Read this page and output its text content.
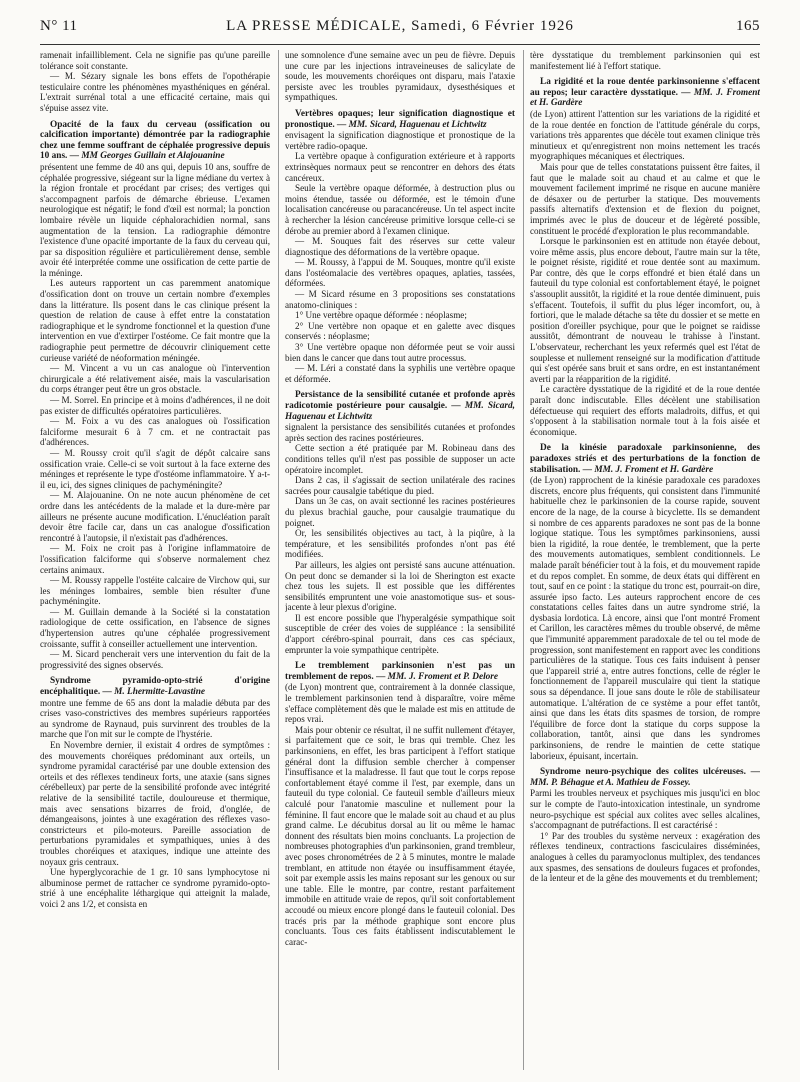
N° 11	LA PRESSE MÉDICALE, Samedi, 6 Février 1926	165

ramenait infailliblement. Cela ne signifie pas qu'une pareille tolérance soit constante.

— M. Sézary signale les bons effets de l'opothérapie testiculaire contre les phénomènes myasthéniques en général. L'extrait surrénal total a une efficacité certaine, mais qui s'épuise assez vite.

Opacité de la faux du cerveau (ossification ou calcification importante) démontrée par la radiographie chez une femme souffrant de céphalée progressive depuis 10 ans. — MM Georges Guillain et Alajouanine

présentent une femme de 40 ans qui, depuis 10 ans, souffre de céphalée progressive, siégeant sur la ligne médiane du vertex à la région frontale et procédant par crises; des vertiges qui s'accompagnent parfois de démarche ébrieuse. L'examen neurologique est négatif; le fond d'œil est normal; la ponction lombaire révèle un liquide céphalorachidien normal, sans augmentation de la tension. La radiographie démontre l'existence d'une opacité importante de la faux du cerveau qui, par sa disposition régulière et particulièrement dense, semble avoir été interprétée comme une ossification de cette partie de la méninge.

Les auteurs rapportent un cas paremment anatomique d'ossification dont on trouve un certain nombre d'exemples dans la littérature. Ils posent dans le cas clinique présent la question de relation de cause à effet entre la constatation radiographique et le syndrome fonctionnel et la question d'une intervention en vue d'extirper l'ostéome. Ce fait montre que la radiographie peut permettre de découvrir cliniquement cette curieuse variété de néoformation méningée.

— M. Vincent a vu un cas analogue où l'intervention chirurgicale a été relativement aisée, mais la vascularisation du corps étranger peut être un gros obstacle.

— M. Sorrel. En principe et à moins d'adhérences, il ne doit pas exister de difficultés opératoires particulières.

— M. Foix a vu des cas analogues où l'ossification falciforme mesurait 6 à 7 cm. et ne contractait pas d'adhérences.

— M. Roussy croit qu'il s'agit de dépôt calcaire sans ossification vraie. Celle-ci se voit surtout à la face externe des méninges et représente le type d'ostéome inflammatoire. Y a-t-il eu, ici, des signes cliniques de pachyméningite?

— M. Alajouanine. On ne note aucun phénomène de cet ordre dans les antécédents de la malade et la dure-mère par ailleurs ne présente aucune modification. L'énucléation paraît devoir être facile car, dans un cas analogue d'ossification rencontré à l'autopsie, il n'existait pas d'adhérences.

— M. Foix ne croit pas à l'origine inflammatoire de l'ossification falciforme qui s'observe normalement chez certains animaux.

— M. Roussy rappelle l'ostéite calcaire de Virchow qui, sur les méninges lombaires, semble bien résulter d'une pachyméningite.

— M. Guillain demande à la Société si la constatation radiologique de cette ossification, en l'absence de signes d'hypertension autres qu'une céphalée progressivement croissante, suffit à conseiller actuellement une intervention.

— M. Sicard pencherait vers une intervention du fait de la progressivité des signes observés.

Syndrome pyramido-opto-strié d'origine encéphalitique. — M. Lhermitte-Lavastine

montre une femme de 65 ans dont la maladie débuta par des crises vaso-constrictives des membres supérieurs rapportées au syndrome de Raynaud, puis survinrent des troubles de la marche que l'on mit sur le compte de l'hystérie.

En Novembre dernier, il existait 4 ordres de symptômes : des mouvements choréiques prédominant aux orteils, un syndrome pyramidal caractérisé par une double extension des orteils et des réflexes tendineux forts, une ataxie (sans signes cérébelleux) par perte de la sensibilité profonde avec intégrité relative de la sensibilité tactile, douloureuse et thermique, mais avec sensations bizarres de froid, d'onglée, de démangeaisons, jointes à une exagération des réflexes vaso-constricteurs et pilo-moteurs. Pareille association de perturbations pyramidales et sympathiques, unies à des troubles choréiques et ataxiques, indique une atteinte des noyaux gris centraux.

Une hyperglycorachie de 1 gr. 10 sans lymphocytose ni albuminose permet de rattacher ce syndrome pyramido-opto-strié à une encéphalite léthargique qui atteignit la malade, voici 2 ans 1/2, et consista en

une somnolence d'une semaine avec un peu de fièvre. Depuis une cure par les injections intraveineuses de salicylate de soude, les mouvements choréiques ont disparu, mais l'ataxie persiste avec les troubles pyramidaux, dysesthésiques et sympathiques.

Vertèbres opaques; leur signification diagnostique et pronostique. — MM. Sicard, Haguenau et Lichtwitz

envisagent la signification diagnostique et pronostique de la vertèbre radio-opaque.

La vertèbre opaque à configuration extérieure et à rapports extrinsèques normaux peut se rencontrer en dehors des états cancéreux.

Seule la vertèbre opaque déformée, à destruction plus ou moins étendue, tassée ou déformée, est le témoin d'une localisation cancéreuse ou paracancéreuse. Un tel aspect incite à rechercher la lésion cancéreuse primitive lorsque celle-ci se dérobe au premier abord à l'examen clinique.

— M. Souques fait des réserves sur cette valeur diagnostique des déformations de la vertèbre opaque.

— M. Roussy, à l'appui de M. Souques, montre qu'il existe dans l'ostéomalacie des vertèbres opaques, aplaties, tassées, déformées.

— M Sicard résume en 3 propositions ses constatations anatomo-cliniques :

1° Une vertèbre opaque déformée : néoplasme;

2° Une vertèbre non opaque et en galette avec disques conservés : néoplasme;

3° Une vertèbre opaque non déformée peut se voir aussi bien dans le cancer que dans tout autre processus.

— M. Léri a constaté dans la syphilis une vertèbre opaque et déformée.

Persistance de la sensibilité cutanée et profonde après radicotomie postérieure pour causalgie. — MM. Sicard, Haguenau et Lichtwitz

signalent la persistance des sensibilités cutanées et profondes après section des racines postérieures.

Cette section a été pratiquée par M. Robineau dans des conditions telles qu'il n'est pas possible de supposer un acte opératoire incomplet.

Dans 2 cas, il s'agissait de section unilatérale des racines sacrées pour causalgie tabétique du pied.

Dans un 3e cas, on avait sectionné les racines postérieures du plexus brachial gauche, pour causalgie traumatique du poignet.

Or, les sensibilités objectives au tact, à la piqûre, à la température, et les sensibilités profondes n'ont pas été modifiées.

Par ailleurs, les algies ont persisté sans aucune atténuation. On peut donc se demander si la loi de Sherington est exacte chez tous les sujets. Il est possible que les différentes sensibilités empruntent une voie anastomotique sus- et sous-jacente à leur plexus d'origine.

Il est encore possible que l'hyperalgésie sympathique soit susceptible de créer des voies de suppléance : la sensibilité d'apport cérébro-spinal pourrait, dans ces cas spéciaux, emprunter la voie sympathique centripète.

Le tremblement parkinsonien n'est pas un tremblement de repos. — MM. J. Froment et P. Delore

(de Lyon) montrent que, contrairement à la donnée classique, le tremblement parkinsonien tend à disparaître, voire même s'efface complètement dès que le malade est mis en attitude de repos vrai.

Mais pour obtenir ce résultat, il ne suffit nullement d'étayer, si parfaitement que ce soit, le bras qui tremble. Chez les parkinsoniens, en effet, les bras participent à l'effort statique général dont la diffusion semble chercher à compenser l'insuffisance et la maladresse. Il faut que tout le corps repose confortablement étayé comme il l'est, par exemple, dans un fauteuil du type colonial. Ce fauteuil semble d'ailleurs mieux calculé pour l'anatomie masculine et nullement pour la féminine. Il faut encore que le malade soit au chaud et au plus grand calme. Le décubitus dorsal au lit ou même le hamac donnent des résultats bien moins concluants. La projection de nombreuses photographies d'un parkinsonien, grand trembleur, avec poses chronométrées de 2 à 5 minutes, montre le malade tremblant, en attitude non étayée ou insuffisamment étayée, soit par exemple assis les mains reposant sur les genoux ou sur une table. Elle le montre, par contre, restant parfaitement immobile en attitude vraie de repos, qu'il soit confortablement accoudé ou mieux encore plongé dans le fauteuil colonial. Des tracés pris par la méthode graphique sont encore plus concluants. Tous ces faits établissent indiscutablement le carac-

tère dysstatique du tremblement parkinsonien qui est manifestement lié à l'effort statique.

La rigidité et la roue dentée parkinsonienne s'effacent au repos; leur caractère dysstatique. — MM. J. Froment et H. Gardère

(de Lyon) attirent l'attention sur les variations de la rigidité et de la roue dentée en fonction de l'attitude générale du corps, variations très apparentes que décèle tout examen clinique très minutieux et qu'enregistrent non moins nettement les tracés myographiques mécaniques et électriques.

Mais pour que de telles constatations puissent être faites, il faut que le malade soit au chaud et au calme et que le mouvement facilement imprimé ne risque en aucune manière de désaxer ou de perturber la statique. Des mouvements passifs alternatifs d'extension et de flexion du poignet, imprimés avec le plus de douceur et de légèreté possible, constituent le procédé d'exploration le plus recommandable.

Lorsque le parkinsonien est en attitude non étayée debout, voire même assis, plus encore debout, l'autre main sur la tête, le poignet résiste, rigidité et roue dentée sont au maximum. Par contre, dès que le corps effondré et bien étalé dans un fauteuil du type colonial est confortablement étayé, le poignet s'assouplit aussitôt, la rigidité et la roue dentée diminuent, puis s'effacent. Toutefois, il suffit du plus léger incomfort, ou, à fortiori, que le malade détache sa tête du dossier et se mette en position d'oreiller psychique, pour que le poignet se raidisse aussitôt, démontrant de nouveau le trahisse à l'instant. L'observateur, recherchant les yeux refermés quel est l'état de souplesse et nullement renseigné sur la modification d'attitude qui s'est opérée sans bruit et sans ordre, en est instantanément averti par la réapparition de la rigidité.

Le caractère dysstatique de la rigidité et de la roue dentée paraît donc indiscutable. Elles décèlent une stabilisation défectueuse qui requiert des efforts maladroits, diffus, et qui s'opposent à la stabilisation normale tout à la fois aisée et économique.

De la kinésie paradoxale parkinsonienne, des paradoxes striés et des perturbations de la fonction de stabilisation. — MM. J. Froment et H. Gardère

(de Lyon) rapprochent de la kinésie paradoxale ces paradoxes discrets, encore plus fréquents, qui consistent dans l'immunité habituelle chez le parkinsonien de la course rapide, souvent encore de la nage, de la course à bicyclette. Ils se demandent si nombre de ces apparents paradoxes ne sont pas de la bonne logique statique. Tous les symptômes parkinsoniens, aussi bien la rigidité, la roue dentée, le tremblement, que la perte des mouvements automatiques, semblent conditionnels. Le malade paraît bénéficier tout à la fois, et du mouvement rapide et du repos complet. En somme, de deux états qui diffèrent en tout, sauf en ce point : la statique du tronc est, pourrait-on dire, assurée ipso facto. Les auteurs rapprochent encore de ces constatations celles faites dans un autre syndrome strié, la dysbasia lordotica. Là encore, ainsi que l'ont montré Froment et Carillon, les caractères mêmes du trouble observé, de même que l'immunité apparemment paradoxale de tel ou tel mode de progression, sont manifestement en rapport avec les conditions particulières de la statique. Tous ces faits induisent à penser que l'appareil strié a, entre autres fonctions, celle de régler le fonctionnement de l'appareil musculaire qui tient la statique sous sa dépendance. Il joue sans doute le rôle de stabilisateur automatique. L'altération de ce système a pour effet tantôt, ainsi que dans les états dits spasmes de torsion, de rompre l'équilibre de force dont la statique du corps suppose la collaboration, tantôt, ainsi que dans les syndromes parkinsoniens, de rendre le maintien de cette statique laborieux, épuisant, incertain.

Syndrome neuro-psychique des colites ulcéreuses. — MM. P. Béhague et A. Mathieu de Fossey.

Parmi les troubles nerveux et psychiques mis jusqu'ici en bloc sur le compte de l'auto-intoxication intestinale, un syndrome neuro-psychique est spécial aux colites avec selles alcalines, s'accompagnant de putréfactions. Il est caractérisé :

1° Par des troubles du système nerveux : exagération des réflexes tendineux, contractions fasciculaires disséminées, analogues à celles du paramyoclonus multiplex, des tendances aux spasmes, des sensations de douleurs fugaces et profondes, de la lenteur et de la gêne des mouvements et du tremblement;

#####

Work to do:
What is the number of lines in this material that hold the string "adhérences"? Answer with that number only.

Exercise result:
3